------ LIGNES DISPONIBLES ------

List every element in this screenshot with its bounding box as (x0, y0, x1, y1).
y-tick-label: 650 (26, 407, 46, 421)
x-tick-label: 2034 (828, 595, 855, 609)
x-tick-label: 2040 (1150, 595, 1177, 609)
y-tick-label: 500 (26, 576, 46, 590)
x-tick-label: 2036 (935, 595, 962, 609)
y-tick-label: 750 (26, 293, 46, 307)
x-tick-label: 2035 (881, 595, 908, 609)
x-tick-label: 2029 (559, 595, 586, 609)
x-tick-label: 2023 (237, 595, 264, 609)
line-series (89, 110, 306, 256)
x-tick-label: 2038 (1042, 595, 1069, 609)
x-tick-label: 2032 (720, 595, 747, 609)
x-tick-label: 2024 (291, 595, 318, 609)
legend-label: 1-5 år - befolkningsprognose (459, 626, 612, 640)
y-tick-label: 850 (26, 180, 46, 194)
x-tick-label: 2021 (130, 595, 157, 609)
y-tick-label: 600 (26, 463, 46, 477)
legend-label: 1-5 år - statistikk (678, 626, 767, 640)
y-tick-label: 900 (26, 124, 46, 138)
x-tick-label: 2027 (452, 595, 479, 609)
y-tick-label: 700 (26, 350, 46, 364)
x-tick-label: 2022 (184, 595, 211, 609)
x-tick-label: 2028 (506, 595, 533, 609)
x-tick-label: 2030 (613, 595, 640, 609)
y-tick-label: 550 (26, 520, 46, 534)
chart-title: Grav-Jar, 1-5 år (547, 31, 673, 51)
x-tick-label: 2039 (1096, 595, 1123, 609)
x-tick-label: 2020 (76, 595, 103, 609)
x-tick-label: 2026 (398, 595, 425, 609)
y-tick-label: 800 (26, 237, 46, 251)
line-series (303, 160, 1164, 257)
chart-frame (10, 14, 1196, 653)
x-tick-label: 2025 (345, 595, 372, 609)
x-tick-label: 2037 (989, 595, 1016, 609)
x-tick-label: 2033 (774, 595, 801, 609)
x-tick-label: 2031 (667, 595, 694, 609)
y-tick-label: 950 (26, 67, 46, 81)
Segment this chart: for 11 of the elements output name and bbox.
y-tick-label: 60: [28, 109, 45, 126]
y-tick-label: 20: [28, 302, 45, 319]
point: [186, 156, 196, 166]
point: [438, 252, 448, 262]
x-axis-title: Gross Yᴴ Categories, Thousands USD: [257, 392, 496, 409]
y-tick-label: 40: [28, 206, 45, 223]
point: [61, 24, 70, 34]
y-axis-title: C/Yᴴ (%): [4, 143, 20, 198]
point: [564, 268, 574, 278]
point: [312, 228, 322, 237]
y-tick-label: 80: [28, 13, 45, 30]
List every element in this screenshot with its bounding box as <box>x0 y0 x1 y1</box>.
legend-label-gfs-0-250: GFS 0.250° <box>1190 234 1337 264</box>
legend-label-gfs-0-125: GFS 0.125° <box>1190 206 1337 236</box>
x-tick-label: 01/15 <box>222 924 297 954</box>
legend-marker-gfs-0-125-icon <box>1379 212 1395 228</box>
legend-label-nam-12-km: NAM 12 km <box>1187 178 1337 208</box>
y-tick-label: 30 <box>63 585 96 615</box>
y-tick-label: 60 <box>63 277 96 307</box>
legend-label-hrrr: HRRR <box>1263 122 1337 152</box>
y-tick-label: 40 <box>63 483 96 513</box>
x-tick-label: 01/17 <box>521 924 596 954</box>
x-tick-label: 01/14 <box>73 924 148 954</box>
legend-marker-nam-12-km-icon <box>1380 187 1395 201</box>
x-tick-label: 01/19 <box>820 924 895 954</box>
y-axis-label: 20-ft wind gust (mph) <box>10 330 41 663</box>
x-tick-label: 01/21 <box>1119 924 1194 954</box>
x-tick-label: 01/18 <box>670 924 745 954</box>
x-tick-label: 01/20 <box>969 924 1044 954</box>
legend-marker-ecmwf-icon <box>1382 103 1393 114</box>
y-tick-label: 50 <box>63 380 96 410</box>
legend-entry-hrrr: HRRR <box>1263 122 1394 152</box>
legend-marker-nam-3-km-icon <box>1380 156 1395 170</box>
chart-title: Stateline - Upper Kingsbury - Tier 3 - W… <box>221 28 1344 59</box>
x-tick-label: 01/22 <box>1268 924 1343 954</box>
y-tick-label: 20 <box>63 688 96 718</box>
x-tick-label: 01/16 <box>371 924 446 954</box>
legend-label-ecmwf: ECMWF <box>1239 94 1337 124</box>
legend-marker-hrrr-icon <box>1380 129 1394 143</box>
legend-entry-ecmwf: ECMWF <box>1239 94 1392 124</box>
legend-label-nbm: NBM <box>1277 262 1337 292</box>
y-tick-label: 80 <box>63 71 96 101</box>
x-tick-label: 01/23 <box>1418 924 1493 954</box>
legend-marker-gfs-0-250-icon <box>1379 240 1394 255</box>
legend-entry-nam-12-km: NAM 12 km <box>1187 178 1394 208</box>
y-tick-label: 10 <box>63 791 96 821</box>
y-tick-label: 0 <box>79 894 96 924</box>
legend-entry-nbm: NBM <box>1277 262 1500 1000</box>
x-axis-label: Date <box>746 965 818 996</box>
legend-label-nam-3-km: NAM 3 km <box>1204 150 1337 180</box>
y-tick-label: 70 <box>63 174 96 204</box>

------

*CONSIGNE*: Pouvez-vous reprendre toutes les lignes ci-dessus en changeant chaque « y-tick-label » en « y-axis-value », sans modifier quoi que ce soit d'autre ?

*RÉSULTAT OBTENU*:
List every element in this screenshot with its bounding box as (x0, y0, x1, y1).
y-axis-value: 650 (26, 407, 46, 421)
x-tick-label: 2034 (828, 595, 855, 609)
x-tick-label: 2040 (1150, 595, 1177, 609)
y-axis-value: 500 (26, 576, 46, 590)
x-tick-label: 2036 (935, 595, 962, 609)
y-axis-value: 750 (26, 293, 46, 307)
x-tick-label: 2035 (881, 595, 908, 609)
x-tick-label: 2029 (559, 595, 586, 609)
x-tick-label: 2023 (237, 595, 264, 609)
line-series (89, 110, 306, 256)
x-tick-label: 2038 (1042, 595, 1069, 609)
x-tick-label: 2032 (720, 595, 747, 609)
x-tick-label: 2024 (291, 595, 318, 609)
legend-label: 1-5 år - befolkningsprognose (459, 626, 612, 640)
y-axis-value: 850 (26, 180, 46, 194)
x-tick-label: 2021 (130, 595, 157, 609)
y-axis-value: 600 (26, 463, 46, 477)
legend-label: 1-5 år - statistikk (678, 626, 767, 640)
y-axis-value: 900 (26, 124, 46, 138)
x-tick-label: 2027 (452, 595, 479, 609)
y-axis-value: 700 (26, 350, 46, 364)
x-tick-label: 2022 (184, 595, 211, 609)
x-tick-label: 2028 (506, 595, 533, 609)
x-tick-label: 2030 (613, 595, 640, 609)
y-axis-value: 550 (26, 520, 46, 534)
chart-title: Grav-Jar, 1-5 år (547, 31, 673, 51)
x-tick-label: 2039 (1096, 595, 1123, 609)
x-tick-label: 2020 (76, 595, 103, 609)
x-tick-label: 2026 (398, 595, 425, 609)
y-axis-value: 800 (26, 237, 46, 251)
line-series (303, 160, 1164, 257)
chart-frame (10, 14, 1196, 653)
x-tick-label: 2025 (345, 595, 372, 609)
x-tick-label: 2037 (989, 595, 1016, 609)
x-tick-label: 2033 (774, 595, 801, 609)
x-tick-label: 2031 (667, 595, 694, 609)
y-axis-value: 950 (26, 67, 46, 81)
Segment this chart: for 11 of the elements output name and bbox.
y-axis-value: 60: [28, 109, 45, 126]
y-axis-value: 20: [28, 302, 45, 319]
point: [186, 156, 196, 166]
point: [438, 252, 448, 262]
x-axis-title: Gross Yᴴ Categories, Thousands USD: [257, 392, 496, 409]
y-axis-value: 40: [28, 206, 45, 223]
point: [61, 24, 70, 34]
y-axis-title: C/Yᴴ (%): [4, 143, 20, 198]
point: [564, 268, 574, 278]
point: [312, 228, 322, 237]
y-axis-value: 80: [28, 13, 45, 30]
List every element in this screenshot with its bounding box as <box>x0 y0 x1 y1</box>.
legend-label-gfs-0-250: GFS 0.250° <box>1190 234 1337 264</box>
legend-label-gfs-0-125: GFS 0.125° <box>1190 206 1337 236</box>
x-tick-label: 01/15 <box>222 924 297 954</box>
legend-marker-gfs-0-125-icon <box>1379 212 1395 228</box>
legend-label-nam-12-km: NAM 12 km <box>1187 178 1337 208</box>
y-axis-value: 30 <box>63 585 96 615</box>
y-axis-value: 60 <box>63 277 96 307</box>
legend-label-hrrr: HRRR <box>1263 122 1337 152</box>
y-axis-value: 40 <box>63 483 96 513</box>
x-tick-label: 01/17 <box>521 924 596 954</box>
x-tick-label: 01/14 <box>73 924 148 954</box>
legend-marker-nam-12-km-icon <box>1380 187 1395 201</box>
x-tick-label: 01/19 <box>820 924 895 954</box>
y-axis-label: 20-ft wind gust (mph) <box>10 330 41 663</box>
x-tick-label: 01/21 <box>1119 924 1194 954</box>
x-tick-label: 01/18 <box>670 924 745 954</box>
x-tick-label: 01/20 <box>969 924 1044 954</box>
legend-marker-ecmwf-icon <box>1382 103 1393 114</box>
y-axis-value: 50 <box>63 380 96 410</box>
legend-entry-hrrr: HRRR <box>1263 122 1394 152</box>
legend-marker-nam-3-km-icon <box>1380 156 1395 170</box>
chart-title: Stateline - Upper Kingsbury - Tier 3 - W… <box>221 28 1344 59</box>
x-tick-label: 01/22 <box>1268 924 1343 954</box>
y-axis-value: 20 <box>63 688 96 718</box>
x-tick-label: 01/16 <box>371 924 446 954</box>
legend-label-ecmwf: ECMWF <box>1239 94 1337 124</box>
legend-marker-hrrr-icon <box>1380 129 1394 143</box>
legend-entry-ecmwf: ECMWF <box>1239 94 1392 124</box>
legend-label-nbm: NBM <box>1277 262 1337 292</box>
y-axis-value: 80 <box>63 71 96 101</box>
x-tick-label: 01/23 <box>1418 924 1493 954</box>
legend-marker-gfs-0-250-icon <box>1379 240 1394 255</box>
legend-entry-nam-12-km: NAM 12 km <box>1187 178 1394 208</box>
y-axis-value: 10 <box>63 791 96 821</box>
y-axis-value: 0 <box>79 894 96 924</box>
legend-entry-nbm: NBM <box>1277 262 1500 1000</box>
x-axis-label: Date <box>746 965 818 996</box>
legend-label-nam-3-km: NAM 3 km <box>1204 150 1337 180</box>
y-axis-value: 70 <box>63 174 96 204</box>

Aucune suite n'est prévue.